## [REQUIRED TASK]
List the lines of this listing that hold the word "cuestiones".

## [EXCERPTED RECORDS]
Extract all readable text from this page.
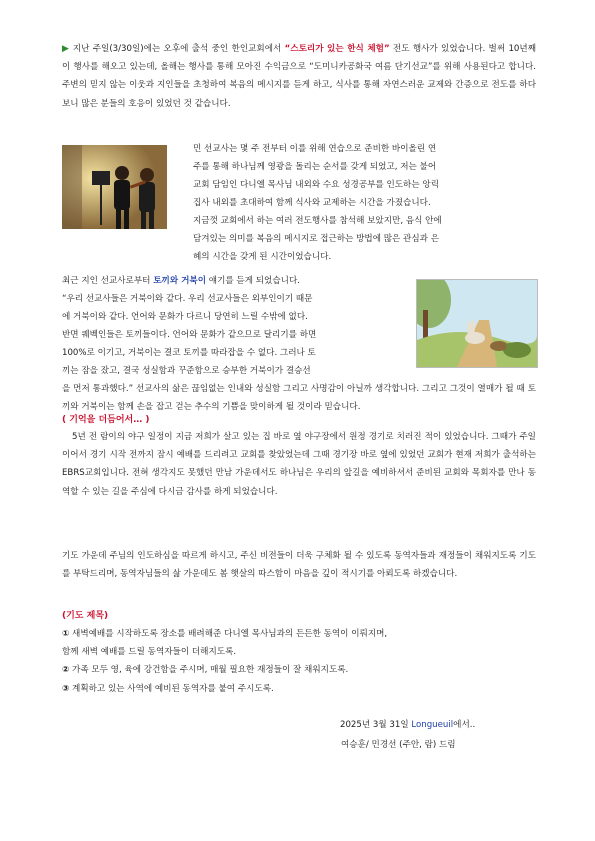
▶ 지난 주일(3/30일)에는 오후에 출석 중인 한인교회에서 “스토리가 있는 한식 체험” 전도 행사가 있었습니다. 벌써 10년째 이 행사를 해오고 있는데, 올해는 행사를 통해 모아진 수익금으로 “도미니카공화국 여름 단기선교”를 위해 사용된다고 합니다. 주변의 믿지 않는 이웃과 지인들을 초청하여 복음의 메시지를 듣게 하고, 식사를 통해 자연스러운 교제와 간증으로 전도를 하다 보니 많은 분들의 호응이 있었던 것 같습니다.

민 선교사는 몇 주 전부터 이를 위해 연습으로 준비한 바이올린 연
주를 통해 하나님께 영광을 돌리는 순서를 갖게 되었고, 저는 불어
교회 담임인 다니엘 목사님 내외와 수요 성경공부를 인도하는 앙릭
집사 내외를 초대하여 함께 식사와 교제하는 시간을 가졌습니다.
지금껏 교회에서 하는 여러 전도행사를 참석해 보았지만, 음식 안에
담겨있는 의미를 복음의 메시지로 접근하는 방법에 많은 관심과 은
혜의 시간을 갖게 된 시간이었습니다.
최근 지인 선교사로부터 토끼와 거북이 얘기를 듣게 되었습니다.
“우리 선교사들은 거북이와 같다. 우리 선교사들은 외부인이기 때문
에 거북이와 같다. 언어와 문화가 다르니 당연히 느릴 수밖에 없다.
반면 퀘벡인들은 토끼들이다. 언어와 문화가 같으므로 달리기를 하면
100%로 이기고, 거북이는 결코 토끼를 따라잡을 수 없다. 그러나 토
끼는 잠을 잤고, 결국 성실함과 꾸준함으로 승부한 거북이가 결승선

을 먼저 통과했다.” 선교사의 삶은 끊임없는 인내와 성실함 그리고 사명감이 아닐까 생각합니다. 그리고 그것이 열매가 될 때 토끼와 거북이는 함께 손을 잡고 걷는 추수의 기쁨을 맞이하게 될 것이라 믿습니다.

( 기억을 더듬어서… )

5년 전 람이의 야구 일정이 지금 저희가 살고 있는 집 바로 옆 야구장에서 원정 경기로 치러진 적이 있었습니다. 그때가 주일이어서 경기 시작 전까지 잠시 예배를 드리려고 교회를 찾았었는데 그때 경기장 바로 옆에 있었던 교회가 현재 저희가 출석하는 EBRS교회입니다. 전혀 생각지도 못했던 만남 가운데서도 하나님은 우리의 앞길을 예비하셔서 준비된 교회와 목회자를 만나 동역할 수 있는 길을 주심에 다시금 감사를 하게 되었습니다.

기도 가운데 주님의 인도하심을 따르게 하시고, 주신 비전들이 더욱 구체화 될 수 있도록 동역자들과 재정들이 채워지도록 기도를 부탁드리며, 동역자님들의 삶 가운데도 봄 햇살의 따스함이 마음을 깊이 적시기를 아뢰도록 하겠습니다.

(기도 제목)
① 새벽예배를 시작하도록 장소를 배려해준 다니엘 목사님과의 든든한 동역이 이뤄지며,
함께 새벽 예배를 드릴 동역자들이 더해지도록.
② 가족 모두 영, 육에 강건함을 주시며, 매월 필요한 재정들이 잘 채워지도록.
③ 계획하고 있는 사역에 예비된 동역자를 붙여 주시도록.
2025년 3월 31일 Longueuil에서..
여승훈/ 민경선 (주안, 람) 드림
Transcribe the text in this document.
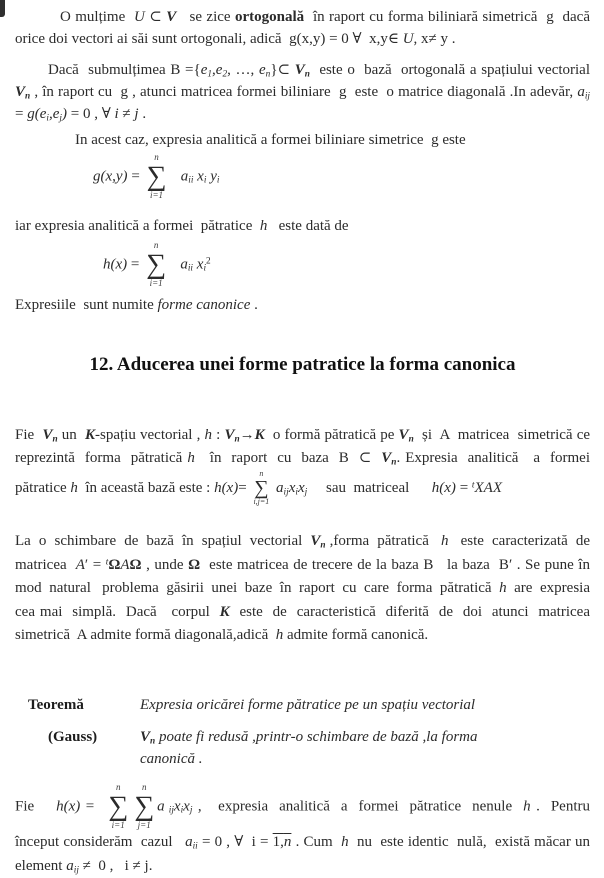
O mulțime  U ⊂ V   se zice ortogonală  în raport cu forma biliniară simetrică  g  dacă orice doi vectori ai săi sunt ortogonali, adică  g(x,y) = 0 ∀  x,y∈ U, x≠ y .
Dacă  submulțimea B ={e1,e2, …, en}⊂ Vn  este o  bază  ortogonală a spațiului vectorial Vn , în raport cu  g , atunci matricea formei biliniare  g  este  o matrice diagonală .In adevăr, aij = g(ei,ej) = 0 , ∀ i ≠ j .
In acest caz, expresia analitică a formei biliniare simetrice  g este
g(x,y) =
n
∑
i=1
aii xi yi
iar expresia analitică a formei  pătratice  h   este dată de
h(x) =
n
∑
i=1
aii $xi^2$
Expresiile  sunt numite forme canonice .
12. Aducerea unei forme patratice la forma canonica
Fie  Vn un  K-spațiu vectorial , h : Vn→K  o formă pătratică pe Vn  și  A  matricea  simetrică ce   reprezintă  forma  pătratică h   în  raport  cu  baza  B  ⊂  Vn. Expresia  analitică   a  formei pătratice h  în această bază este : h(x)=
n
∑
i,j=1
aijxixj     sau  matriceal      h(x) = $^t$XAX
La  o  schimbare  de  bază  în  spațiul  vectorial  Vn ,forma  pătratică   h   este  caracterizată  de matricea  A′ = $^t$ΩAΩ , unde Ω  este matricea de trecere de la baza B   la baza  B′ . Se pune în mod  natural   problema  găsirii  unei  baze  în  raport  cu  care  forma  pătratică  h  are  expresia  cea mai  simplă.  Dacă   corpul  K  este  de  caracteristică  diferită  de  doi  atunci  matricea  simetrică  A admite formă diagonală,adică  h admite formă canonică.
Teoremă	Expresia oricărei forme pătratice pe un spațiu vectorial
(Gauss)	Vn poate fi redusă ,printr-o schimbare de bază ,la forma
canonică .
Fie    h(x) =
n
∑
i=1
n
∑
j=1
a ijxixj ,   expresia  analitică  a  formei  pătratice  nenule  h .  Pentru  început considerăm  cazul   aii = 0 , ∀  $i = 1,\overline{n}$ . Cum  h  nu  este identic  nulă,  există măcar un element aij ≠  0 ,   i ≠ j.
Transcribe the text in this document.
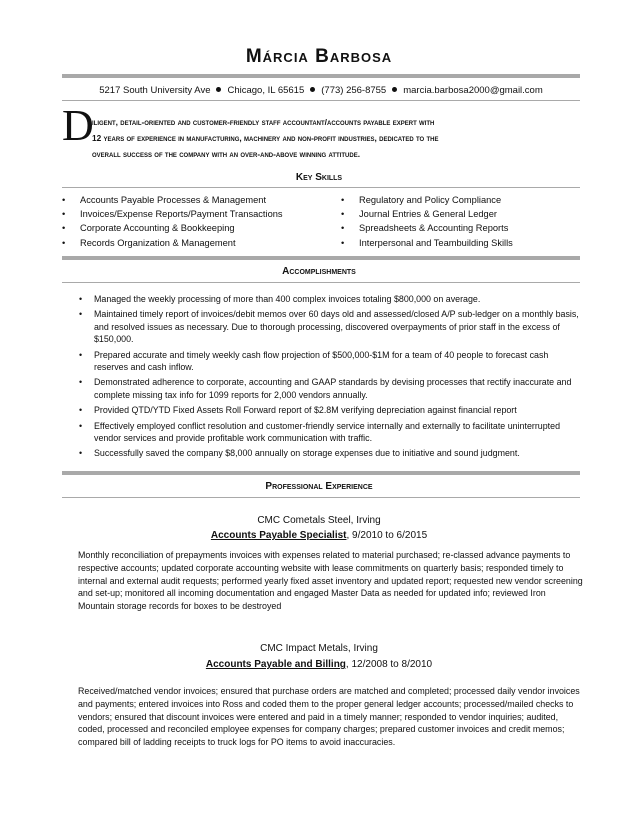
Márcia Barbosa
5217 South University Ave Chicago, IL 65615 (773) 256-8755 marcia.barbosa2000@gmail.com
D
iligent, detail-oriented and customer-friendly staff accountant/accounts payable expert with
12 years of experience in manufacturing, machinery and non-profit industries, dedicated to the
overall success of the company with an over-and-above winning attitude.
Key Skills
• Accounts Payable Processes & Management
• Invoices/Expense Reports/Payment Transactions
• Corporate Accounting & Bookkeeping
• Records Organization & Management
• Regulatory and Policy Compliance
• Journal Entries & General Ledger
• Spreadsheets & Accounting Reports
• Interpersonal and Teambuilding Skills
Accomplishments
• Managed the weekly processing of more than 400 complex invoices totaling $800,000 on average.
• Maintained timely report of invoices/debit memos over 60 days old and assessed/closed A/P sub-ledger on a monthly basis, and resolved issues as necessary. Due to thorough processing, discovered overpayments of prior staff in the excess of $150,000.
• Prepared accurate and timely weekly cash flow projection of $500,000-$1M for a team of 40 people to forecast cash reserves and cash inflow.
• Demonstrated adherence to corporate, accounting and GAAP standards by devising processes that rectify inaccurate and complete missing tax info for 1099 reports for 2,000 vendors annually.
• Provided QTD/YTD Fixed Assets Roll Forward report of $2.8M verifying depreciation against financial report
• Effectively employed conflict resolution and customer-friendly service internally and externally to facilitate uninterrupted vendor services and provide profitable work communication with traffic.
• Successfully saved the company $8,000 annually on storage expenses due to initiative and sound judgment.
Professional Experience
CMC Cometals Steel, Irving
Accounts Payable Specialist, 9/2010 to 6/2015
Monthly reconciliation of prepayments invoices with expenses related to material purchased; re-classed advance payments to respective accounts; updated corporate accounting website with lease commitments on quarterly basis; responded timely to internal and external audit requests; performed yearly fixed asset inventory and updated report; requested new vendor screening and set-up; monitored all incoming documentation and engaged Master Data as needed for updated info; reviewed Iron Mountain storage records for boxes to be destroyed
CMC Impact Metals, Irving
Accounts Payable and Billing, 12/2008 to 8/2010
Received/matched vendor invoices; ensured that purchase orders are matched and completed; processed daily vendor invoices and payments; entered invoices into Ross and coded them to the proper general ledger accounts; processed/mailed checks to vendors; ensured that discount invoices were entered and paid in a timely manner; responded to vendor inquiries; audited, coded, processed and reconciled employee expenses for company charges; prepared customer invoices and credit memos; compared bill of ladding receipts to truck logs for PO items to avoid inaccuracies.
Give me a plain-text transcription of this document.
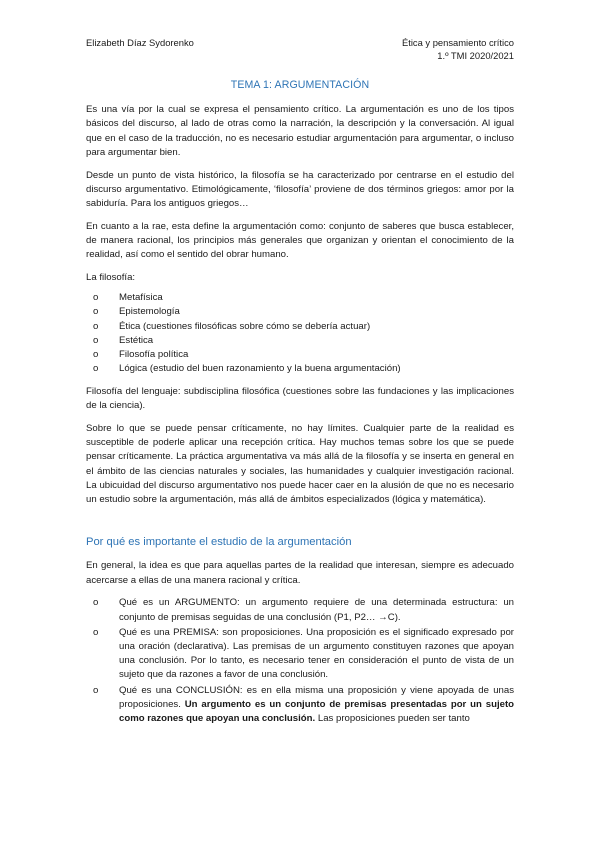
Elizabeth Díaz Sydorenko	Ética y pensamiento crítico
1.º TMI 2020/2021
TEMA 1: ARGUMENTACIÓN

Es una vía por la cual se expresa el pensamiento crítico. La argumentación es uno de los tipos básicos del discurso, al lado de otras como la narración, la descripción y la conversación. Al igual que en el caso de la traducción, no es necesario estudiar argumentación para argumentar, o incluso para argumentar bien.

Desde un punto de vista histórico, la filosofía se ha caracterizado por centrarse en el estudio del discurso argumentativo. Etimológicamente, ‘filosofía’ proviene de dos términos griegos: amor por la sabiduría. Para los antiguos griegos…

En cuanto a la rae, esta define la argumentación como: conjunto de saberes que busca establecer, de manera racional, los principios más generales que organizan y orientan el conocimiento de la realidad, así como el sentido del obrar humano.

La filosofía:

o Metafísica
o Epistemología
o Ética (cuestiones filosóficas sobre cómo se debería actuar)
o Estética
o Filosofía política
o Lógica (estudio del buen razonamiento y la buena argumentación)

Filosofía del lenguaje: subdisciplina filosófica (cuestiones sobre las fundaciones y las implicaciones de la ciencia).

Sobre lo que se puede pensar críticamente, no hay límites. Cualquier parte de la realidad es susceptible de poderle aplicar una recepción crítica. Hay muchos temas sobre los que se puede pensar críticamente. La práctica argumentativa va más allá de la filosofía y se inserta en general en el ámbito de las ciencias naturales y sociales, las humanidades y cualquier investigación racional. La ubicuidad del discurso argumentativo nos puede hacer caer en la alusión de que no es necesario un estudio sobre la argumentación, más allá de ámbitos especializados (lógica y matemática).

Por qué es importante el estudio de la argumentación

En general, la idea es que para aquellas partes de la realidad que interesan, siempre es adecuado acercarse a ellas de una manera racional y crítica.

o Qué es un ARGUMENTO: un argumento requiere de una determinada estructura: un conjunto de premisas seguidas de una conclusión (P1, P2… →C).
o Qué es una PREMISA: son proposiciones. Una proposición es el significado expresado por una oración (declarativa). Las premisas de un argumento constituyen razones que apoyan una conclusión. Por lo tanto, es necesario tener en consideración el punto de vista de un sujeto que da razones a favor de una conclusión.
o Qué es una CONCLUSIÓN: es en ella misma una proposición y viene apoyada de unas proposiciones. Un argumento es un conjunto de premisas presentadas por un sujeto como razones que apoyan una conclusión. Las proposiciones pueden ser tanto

## [OUTPUT OF THE TASK]
o Ética (cuestiones filosóficas sobre cómo se debería actuar)
Filosofía del lenguaje: subdisciplina filosófica (cuestiones sobre las fundaciones y las implicaciones de la ciencia).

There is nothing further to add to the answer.